- _Written request_
Collect all the lines that mention the word "High".
"""
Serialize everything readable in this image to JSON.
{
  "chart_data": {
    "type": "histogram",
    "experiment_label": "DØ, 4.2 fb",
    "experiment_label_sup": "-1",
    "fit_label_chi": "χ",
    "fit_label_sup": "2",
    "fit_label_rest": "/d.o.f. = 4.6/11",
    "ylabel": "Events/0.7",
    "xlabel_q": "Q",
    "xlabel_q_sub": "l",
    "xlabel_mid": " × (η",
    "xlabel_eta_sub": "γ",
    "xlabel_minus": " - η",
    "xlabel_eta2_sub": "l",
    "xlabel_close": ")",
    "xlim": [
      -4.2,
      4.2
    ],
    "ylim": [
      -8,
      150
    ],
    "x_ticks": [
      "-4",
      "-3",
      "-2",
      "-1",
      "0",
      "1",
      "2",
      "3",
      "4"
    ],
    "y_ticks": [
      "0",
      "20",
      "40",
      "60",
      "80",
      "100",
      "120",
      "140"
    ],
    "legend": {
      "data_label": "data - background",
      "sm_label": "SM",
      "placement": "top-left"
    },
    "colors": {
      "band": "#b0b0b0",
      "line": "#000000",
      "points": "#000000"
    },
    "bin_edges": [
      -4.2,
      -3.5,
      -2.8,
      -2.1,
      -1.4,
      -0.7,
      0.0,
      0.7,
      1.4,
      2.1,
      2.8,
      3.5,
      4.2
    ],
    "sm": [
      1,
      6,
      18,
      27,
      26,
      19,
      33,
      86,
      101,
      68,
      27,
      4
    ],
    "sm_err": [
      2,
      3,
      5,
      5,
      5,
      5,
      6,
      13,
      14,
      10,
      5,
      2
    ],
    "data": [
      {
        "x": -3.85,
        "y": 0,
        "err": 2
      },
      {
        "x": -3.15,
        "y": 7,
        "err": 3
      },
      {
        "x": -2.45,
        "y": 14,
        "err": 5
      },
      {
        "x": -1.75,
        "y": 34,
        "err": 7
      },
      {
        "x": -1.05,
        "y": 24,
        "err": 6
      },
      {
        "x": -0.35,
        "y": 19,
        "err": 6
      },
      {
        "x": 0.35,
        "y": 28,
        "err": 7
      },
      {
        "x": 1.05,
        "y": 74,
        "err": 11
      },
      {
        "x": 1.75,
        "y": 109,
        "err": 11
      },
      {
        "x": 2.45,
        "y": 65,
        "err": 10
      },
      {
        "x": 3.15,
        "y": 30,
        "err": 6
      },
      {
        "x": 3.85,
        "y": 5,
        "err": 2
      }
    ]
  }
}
"""
"""
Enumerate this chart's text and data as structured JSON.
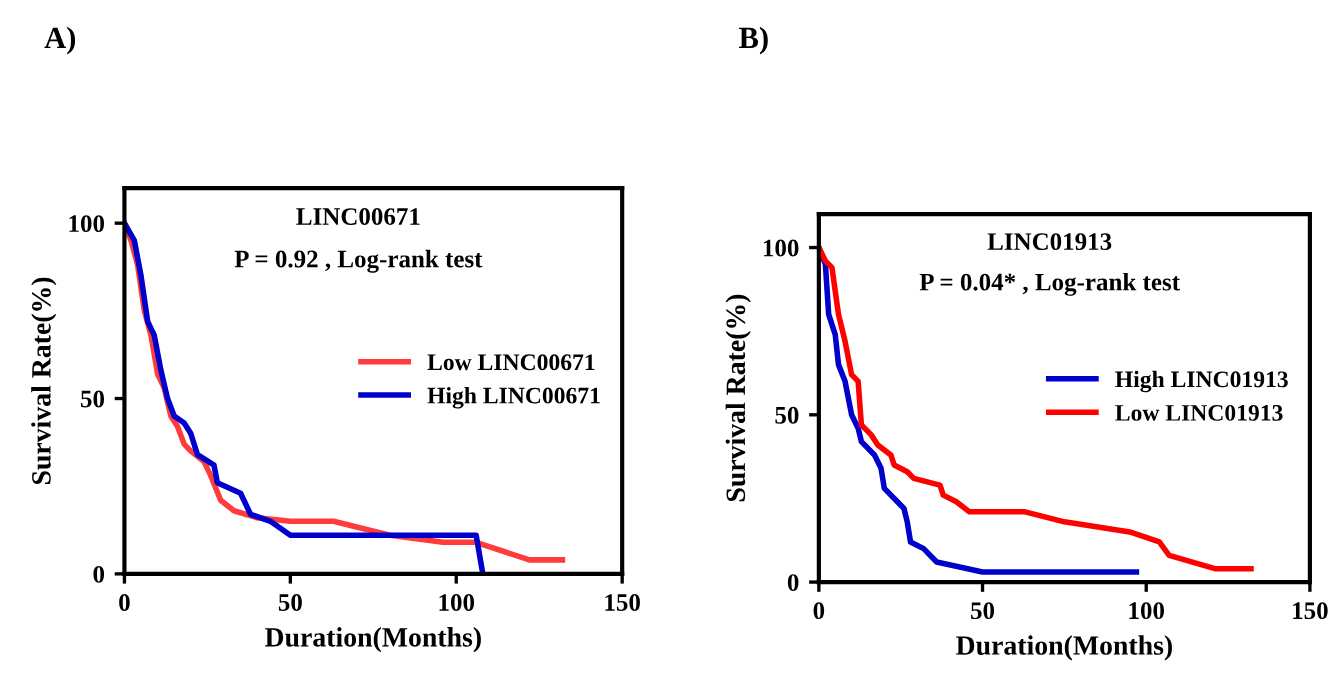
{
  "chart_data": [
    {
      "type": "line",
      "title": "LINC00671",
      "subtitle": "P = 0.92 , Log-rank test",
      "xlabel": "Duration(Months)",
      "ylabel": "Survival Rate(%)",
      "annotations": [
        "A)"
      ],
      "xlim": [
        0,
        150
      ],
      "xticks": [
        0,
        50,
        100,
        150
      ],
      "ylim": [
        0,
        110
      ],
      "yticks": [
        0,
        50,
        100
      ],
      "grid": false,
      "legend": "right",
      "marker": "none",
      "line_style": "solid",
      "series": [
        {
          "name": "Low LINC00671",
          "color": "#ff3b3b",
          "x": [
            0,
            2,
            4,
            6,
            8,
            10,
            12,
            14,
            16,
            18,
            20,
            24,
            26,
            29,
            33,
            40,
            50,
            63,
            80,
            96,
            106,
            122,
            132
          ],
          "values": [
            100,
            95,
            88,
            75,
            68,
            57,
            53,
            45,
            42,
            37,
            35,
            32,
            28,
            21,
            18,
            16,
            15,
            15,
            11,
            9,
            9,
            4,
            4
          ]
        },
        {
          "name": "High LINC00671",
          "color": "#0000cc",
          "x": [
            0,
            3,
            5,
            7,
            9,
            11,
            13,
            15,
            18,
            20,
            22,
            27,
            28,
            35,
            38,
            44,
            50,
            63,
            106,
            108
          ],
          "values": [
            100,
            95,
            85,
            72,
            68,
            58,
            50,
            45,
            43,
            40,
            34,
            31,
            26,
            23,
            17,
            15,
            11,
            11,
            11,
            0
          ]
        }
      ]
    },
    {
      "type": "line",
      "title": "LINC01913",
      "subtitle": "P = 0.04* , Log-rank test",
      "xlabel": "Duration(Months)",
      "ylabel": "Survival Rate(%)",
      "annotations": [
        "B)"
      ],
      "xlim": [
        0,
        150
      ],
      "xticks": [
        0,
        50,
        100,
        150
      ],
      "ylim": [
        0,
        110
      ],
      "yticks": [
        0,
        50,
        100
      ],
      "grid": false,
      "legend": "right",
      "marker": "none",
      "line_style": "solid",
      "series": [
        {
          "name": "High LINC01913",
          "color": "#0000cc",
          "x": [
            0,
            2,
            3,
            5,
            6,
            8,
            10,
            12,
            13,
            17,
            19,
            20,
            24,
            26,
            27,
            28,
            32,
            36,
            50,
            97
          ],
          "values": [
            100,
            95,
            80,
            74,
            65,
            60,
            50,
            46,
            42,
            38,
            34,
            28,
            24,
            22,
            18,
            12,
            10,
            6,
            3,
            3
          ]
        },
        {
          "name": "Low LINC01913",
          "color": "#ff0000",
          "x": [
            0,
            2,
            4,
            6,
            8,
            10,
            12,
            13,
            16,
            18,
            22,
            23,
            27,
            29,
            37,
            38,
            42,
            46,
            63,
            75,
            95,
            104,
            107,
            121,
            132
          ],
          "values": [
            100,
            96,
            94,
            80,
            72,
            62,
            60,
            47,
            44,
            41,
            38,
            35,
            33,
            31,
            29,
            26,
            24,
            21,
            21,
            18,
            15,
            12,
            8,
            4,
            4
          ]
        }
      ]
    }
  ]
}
"""
- _Written solution_
          "name": "High LINC00671",
          "name": "High LINC01913",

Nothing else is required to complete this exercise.